■ Exercise brief
Lines containing the string "John" are to be collected in full.

■ The data
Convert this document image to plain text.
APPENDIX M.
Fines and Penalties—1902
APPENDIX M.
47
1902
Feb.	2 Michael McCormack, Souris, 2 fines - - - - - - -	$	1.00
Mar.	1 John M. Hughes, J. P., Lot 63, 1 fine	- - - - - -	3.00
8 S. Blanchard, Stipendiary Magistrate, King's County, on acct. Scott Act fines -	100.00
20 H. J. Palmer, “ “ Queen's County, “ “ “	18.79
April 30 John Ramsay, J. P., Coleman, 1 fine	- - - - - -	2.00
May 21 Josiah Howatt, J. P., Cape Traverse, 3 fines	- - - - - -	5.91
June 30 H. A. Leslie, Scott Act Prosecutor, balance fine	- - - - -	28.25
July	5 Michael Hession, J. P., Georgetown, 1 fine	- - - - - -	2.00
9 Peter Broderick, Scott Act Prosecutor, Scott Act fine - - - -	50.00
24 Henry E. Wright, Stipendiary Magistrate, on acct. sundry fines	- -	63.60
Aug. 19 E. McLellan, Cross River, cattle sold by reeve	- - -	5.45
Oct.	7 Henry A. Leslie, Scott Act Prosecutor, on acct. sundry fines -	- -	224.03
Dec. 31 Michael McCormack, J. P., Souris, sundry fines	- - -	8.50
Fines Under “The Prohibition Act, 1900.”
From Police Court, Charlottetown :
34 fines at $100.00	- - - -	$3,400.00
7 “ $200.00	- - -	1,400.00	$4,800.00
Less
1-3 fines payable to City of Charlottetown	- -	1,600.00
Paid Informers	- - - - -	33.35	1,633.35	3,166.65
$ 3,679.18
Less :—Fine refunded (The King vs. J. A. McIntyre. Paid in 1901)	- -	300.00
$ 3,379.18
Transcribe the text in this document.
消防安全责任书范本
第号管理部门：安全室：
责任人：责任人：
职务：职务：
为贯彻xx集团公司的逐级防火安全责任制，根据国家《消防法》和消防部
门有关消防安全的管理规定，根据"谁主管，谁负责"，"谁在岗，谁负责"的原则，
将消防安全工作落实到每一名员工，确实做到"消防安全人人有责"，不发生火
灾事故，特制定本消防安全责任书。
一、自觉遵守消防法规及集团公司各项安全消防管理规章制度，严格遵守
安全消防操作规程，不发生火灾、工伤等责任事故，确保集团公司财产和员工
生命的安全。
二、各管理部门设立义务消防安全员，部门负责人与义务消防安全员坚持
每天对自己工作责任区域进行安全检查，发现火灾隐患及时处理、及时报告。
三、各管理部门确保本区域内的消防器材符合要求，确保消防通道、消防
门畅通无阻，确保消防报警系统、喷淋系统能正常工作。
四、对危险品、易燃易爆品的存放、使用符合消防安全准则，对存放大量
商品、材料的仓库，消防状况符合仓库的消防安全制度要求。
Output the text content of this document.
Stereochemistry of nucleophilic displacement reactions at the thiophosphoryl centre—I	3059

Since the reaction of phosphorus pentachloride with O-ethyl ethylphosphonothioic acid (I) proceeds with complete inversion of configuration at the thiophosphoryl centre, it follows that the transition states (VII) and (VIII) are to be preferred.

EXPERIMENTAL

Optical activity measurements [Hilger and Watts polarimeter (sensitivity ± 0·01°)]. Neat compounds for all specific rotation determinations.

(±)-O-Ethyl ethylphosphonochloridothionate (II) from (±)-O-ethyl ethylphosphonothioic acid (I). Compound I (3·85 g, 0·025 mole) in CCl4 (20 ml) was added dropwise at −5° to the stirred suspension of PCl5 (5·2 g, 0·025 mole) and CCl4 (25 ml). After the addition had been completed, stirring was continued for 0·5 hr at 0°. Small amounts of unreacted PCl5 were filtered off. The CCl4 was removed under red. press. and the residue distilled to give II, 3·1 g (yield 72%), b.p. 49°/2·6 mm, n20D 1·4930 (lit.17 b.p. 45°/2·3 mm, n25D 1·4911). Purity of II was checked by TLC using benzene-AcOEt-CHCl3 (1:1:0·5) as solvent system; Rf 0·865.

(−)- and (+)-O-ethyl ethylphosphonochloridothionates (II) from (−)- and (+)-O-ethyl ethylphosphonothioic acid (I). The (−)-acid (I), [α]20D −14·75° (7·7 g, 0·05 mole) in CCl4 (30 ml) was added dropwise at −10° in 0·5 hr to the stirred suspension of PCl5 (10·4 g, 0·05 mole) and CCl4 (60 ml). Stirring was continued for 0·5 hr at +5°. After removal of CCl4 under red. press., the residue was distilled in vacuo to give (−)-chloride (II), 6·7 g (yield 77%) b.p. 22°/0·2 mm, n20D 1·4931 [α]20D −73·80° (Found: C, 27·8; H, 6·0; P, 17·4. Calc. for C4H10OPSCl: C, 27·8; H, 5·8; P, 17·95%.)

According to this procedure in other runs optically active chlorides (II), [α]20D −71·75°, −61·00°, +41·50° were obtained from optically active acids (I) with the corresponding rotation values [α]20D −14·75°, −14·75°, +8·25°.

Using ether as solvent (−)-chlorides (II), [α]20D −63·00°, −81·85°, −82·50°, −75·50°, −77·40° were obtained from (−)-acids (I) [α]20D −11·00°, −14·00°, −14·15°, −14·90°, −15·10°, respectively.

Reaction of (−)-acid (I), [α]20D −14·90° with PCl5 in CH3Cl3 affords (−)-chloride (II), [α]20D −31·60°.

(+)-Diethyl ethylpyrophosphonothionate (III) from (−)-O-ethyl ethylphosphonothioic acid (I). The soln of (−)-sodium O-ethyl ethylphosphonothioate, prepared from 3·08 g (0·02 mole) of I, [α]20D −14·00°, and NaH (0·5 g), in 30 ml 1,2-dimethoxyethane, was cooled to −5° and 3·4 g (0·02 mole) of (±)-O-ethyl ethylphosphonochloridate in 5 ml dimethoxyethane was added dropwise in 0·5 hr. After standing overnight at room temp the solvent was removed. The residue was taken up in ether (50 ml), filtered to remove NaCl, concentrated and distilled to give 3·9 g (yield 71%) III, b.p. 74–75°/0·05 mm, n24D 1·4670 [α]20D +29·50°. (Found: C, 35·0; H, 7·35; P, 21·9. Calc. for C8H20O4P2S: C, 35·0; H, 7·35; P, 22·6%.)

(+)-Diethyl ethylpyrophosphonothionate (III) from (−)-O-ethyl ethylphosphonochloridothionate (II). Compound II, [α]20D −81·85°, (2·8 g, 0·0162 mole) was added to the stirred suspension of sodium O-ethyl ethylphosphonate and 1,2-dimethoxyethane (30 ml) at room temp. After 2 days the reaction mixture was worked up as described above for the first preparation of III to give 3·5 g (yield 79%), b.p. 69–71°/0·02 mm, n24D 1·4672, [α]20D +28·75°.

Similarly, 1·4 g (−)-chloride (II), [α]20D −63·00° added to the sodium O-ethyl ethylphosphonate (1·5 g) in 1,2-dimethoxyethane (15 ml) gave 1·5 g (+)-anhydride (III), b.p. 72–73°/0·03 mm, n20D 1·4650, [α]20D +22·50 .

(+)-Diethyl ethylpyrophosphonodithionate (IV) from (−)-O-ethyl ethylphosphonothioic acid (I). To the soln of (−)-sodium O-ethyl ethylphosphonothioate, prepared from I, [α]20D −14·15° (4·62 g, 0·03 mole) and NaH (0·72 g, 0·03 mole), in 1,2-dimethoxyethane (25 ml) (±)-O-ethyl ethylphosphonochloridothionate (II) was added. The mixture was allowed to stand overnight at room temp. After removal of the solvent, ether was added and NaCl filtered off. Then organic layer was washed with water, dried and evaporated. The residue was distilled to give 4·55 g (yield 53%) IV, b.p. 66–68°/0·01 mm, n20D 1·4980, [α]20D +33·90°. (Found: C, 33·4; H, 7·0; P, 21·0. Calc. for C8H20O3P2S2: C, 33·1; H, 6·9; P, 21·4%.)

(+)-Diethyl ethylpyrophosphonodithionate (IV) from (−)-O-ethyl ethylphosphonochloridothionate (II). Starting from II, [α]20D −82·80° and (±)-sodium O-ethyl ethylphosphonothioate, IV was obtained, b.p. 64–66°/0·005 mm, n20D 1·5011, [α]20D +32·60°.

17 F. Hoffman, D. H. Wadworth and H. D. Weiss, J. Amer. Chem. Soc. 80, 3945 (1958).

■ Expected answer
Mar.	1 John M. Hughes, J. P., Lot 63, 1 fine	- - - - - -	3.00
April 30 John Ramsay, J. P., Coleman, 1 fine	- - - - - -	2.00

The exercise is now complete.